What needs to be done → Repeat the entire listing exactly.

Extracted records →
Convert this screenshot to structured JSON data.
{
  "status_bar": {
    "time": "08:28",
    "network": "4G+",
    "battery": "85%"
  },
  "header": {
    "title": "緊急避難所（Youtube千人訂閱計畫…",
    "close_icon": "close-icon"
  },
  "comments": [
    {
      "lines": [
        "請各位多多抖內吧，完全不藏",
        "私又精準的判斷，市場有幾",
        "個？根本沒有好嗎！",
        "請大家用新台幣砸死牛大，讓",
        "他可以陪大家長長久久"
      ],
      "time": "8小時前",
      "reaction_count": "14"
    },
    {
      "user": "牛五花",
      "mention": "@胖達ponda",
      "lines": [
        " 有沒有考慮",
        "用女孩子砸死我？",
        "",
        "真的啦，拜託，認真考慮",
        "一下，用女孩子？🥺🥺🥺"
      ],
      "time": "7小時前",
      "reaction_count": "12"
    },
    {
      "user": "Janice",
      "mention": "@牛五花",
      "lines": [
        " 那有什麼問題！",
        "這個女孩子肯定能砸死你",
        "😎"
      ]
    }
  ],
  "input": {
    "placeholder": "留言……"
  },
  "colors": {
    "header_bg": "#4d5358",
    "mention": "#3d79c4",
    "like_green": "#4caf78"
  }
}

Written solution →
Convert this screenshot to structured JSON data.
{
  "status_bar": {
    "time": "08:28",
    "network": "4G+",
    "battery": "85%"
  },
  "header": {
    "title": "緊急避難所（Youtube千人訂閱計畫…",
    "close_icon": "close-icon"
  },
  "comments": [
    {
      "lines": [
        "請各位多多抖內吧，完全不藏",
        "私又精準的判斷，市場有幾",
        "個？根本沒有好嗎！",
        "請大家用新台幣砸死牛大，讓",
        "他可以陪大家長長久久"
      ],
      "time": "8小時前",
      "reaction_count": "14"
    },
    {
      "user": "牛五花",
      "mention": "@胖達ponda",
      "lines": [
        " 有沒有考慮",
        "用女孩子砸死我？",
        "",
        "真的啦，拜託，認真考慮",
        "一下，用女孩子？🥺🥺🥺"
      ],
      "time": "7小時前",
      "reaction_count": "12"
    },
    {
      "user": "Janice",
      "mention": "@牛五花",
      "lines": [
        " 那有什麼問題！",
        "這個女孩子肯定能砸死你",
        "😎"
      ]
    }
  ],
  "input": {
    "placeholder": "留言……"
  },
  "colors": {
    "header_bg": "#4d5358",
    "mention": "#3d79c4",
    "like_green": "#4caf78"
  }
}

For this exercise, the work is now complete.